[PAGE TEXT start]

The function test has also been applied in a number of decisions in ascertaining whether an asset is a single asset or part of a larger asset: Ready Mixed Concrete (Vic) Pty Ltd v FC of T 69 ATC 4038; (1969) 1 ATR 123, FC of T v Tully Co-operative Sugar Milling Assoc Ltd 83 ATC 4495; (1983) 14 ATR 495, Monier Colourtile Pty Ltd v FC of T 84 ATC 4846; (1984) 15 ATR 1256, Case S51 85 ATC 380; 28 CTBR (NS) Case 57, and Case T33 86 ATC 293; 29 CTBR (NS) Case 35.
Draft Taxation Ruling TR 2017/D1: Income tax: composite items and identifying the depreciating asset for the purposes of working out capital allowances considers how to determine whether a composite item is itself a depreciating asset or whether its components are separate depreciating assets for the purposes of Division 40 of the ITAA 1997. Despite being in draft form TR 2017/D1 usefully summarises the main principles which have been developed in applying the function test in paragraph 6:
6. Purpose or function is generally a useful guide to the identification of an item. The main principles that are taken into account in determining whether a composite item is a single depreciating asset, or more than one depreciating asset, are:
(a) 'Identifiable': the depreciating asset will tend to be the item that performs a separate identifiable function, having regard to the purpose or function it serves in its business context.

[PAGE TEXT end]
[MATERIAL start]

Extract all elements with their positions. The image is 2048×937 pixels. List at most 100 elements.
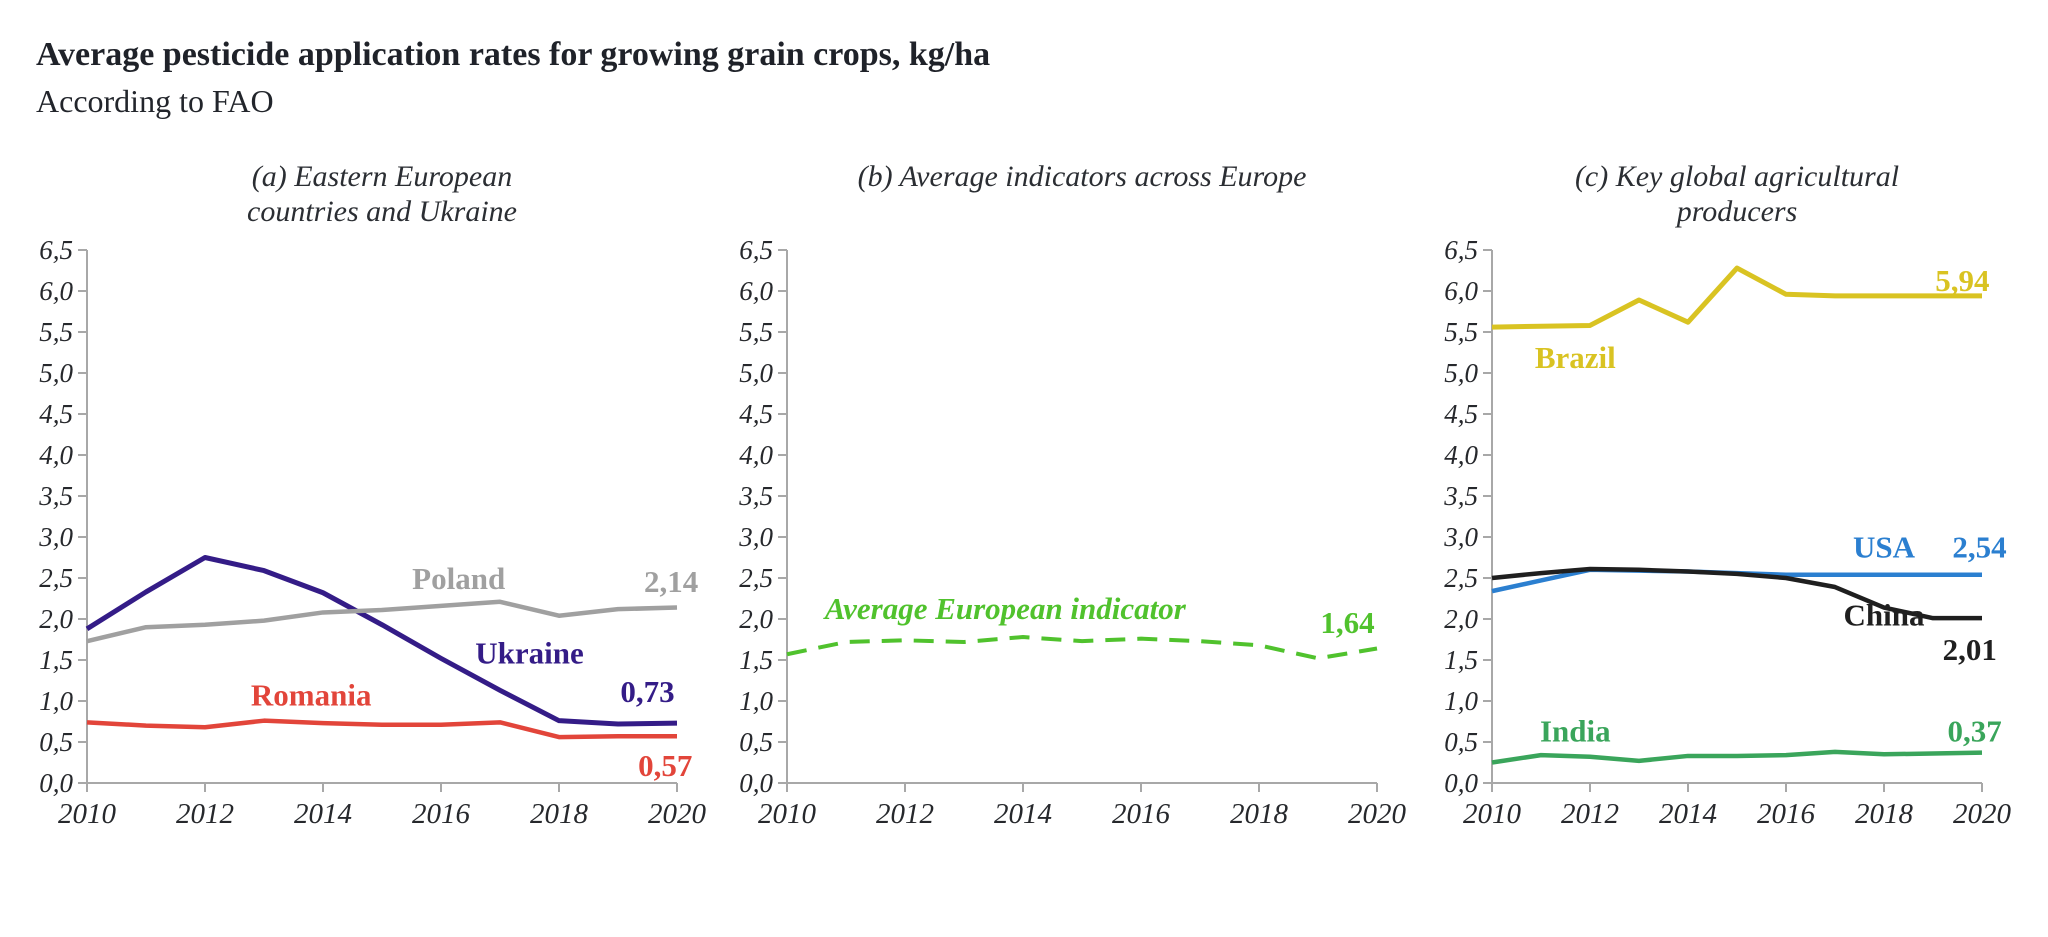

[MATERIAL end]

*TASK TO COMPLETE*: Retype the passage from the tax ruling text from "The function test has" up to and including "(NS) Case 35.".

*REPLY*:
The function test has also been applied in a number of decisions in ascertaining whether an asset is a single asset or part of a larger asset: Ready Mixed Concrete (Vic) Pty Ltd v FC of T 69 ATC 4038; (1969) 1 ATR 123, FC of T v Tully Co-operative Sugar Milling Assoc Ltd 83 ATC 4495; (1983) 14 ATR 495, Monier Colourtile Pty Ltd v FC of T 84 ATC 4846; (1984) 15 ATR 1256, Case S51 85 ATC 380; 28 CTBR (NS) Case 57, and Case T33 86 ATC 293; 29 CTBR (NS) Case 35.